* _What you will do_: Scan the entries below and extract each line with the word "Diabetes" in it.

* _Data shown_:
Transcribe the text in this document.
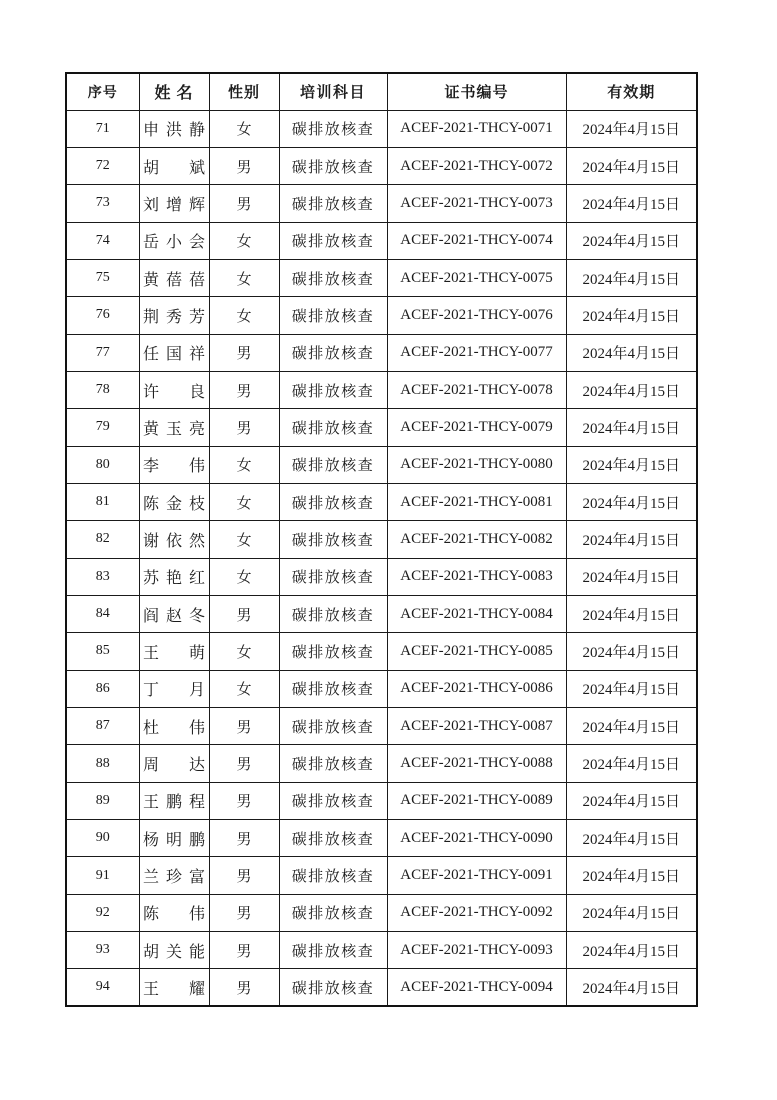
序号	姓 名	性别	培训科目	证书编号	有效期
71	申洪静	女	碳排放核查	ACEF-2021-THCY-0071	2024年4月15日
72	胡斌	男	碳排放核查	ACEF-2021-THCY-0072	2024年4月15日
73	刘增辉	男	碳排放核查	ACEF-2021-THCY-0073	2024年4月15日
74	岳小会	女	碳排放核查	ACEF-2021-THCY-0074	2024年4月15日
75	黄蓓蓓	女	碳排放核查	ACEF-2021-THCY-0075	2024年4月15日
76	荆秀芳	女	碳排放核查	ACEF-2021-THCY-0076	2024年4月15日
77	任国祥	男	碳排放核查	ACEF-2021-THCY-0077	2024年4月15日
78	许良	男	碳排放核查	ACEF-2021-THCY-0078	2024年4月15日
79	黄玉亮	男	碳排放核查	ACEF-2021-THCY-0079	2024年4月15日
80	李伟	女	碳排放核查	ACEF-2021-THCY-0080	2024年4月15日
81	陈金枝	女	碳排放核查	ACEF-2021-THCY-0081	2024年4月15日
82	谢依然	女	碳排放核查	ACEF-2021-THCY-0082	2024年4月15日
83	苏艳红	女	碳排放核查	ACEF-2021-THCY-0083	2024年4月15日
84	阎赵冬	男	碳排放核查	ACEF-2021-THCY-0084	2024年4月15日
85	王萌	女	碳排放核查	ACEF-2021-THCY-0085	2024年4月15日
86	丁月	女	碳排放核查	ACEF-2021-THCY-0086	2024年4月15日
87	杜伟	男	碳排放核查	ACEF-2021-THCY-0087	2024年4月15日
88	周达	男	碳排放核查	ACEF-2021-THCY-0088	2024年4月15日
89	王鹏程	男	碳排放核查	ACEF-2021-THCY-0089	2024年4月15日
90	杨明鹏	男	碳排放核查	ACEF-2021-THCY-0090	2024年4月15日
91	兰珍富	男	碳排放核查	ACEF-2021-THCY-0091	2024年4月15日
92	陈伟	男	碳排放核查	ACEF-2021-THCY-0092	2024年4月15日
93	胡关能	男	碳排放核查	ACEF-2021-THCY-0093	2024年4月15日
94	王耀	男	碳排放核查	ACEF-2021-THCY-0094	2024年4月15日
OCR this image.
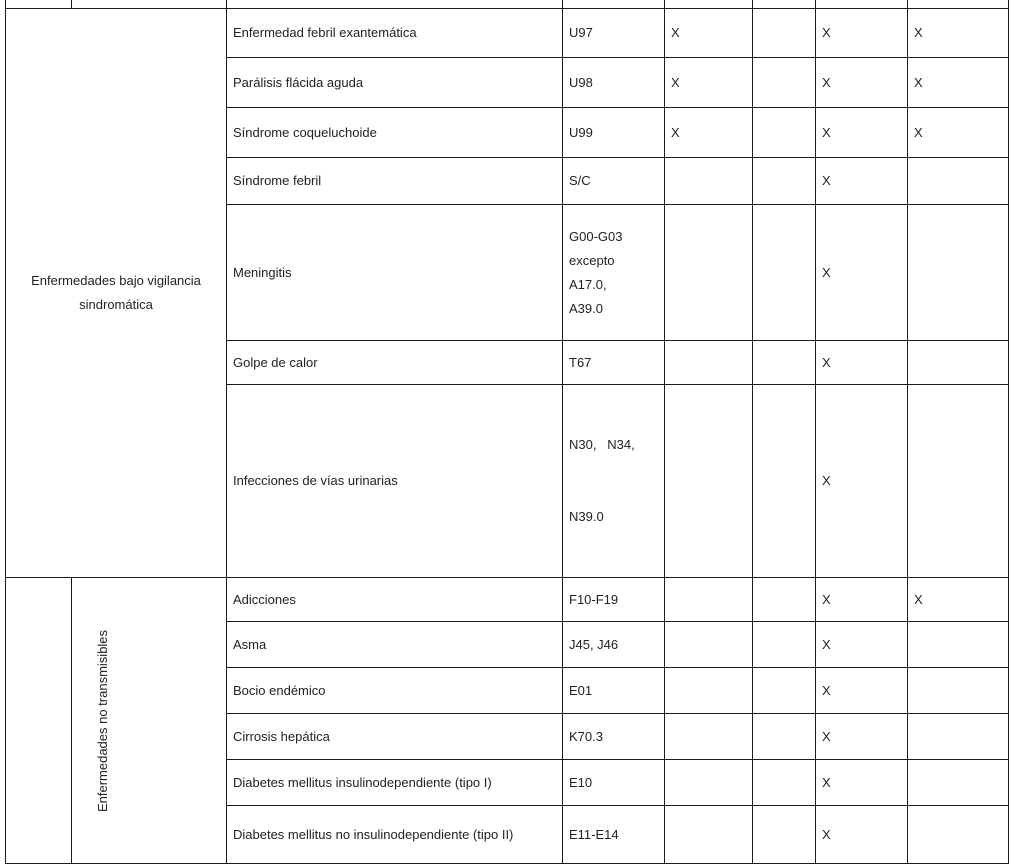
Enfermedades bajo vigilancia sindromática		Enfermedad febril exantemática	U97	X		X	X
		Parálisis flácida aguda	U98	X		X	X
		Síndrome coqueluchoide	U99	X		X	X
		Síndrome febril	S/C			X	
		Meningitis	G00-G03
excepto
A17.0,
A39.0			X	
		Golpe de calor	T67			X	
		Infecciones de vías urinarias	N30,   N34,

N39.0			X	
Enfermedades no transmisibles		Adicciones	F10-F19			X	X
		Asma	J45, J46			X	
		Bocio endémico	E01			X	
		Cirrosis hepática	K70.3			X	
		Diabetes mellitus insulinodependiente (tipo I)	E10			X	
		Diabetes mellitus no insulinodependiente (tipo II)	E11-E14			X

* _Exercise answer_:
		Diabetes mellitus insulinodependiente (tipo I)	E10			X	
		Diabetes mellitus no insulinodependiente (tipo II)	E11-E14			X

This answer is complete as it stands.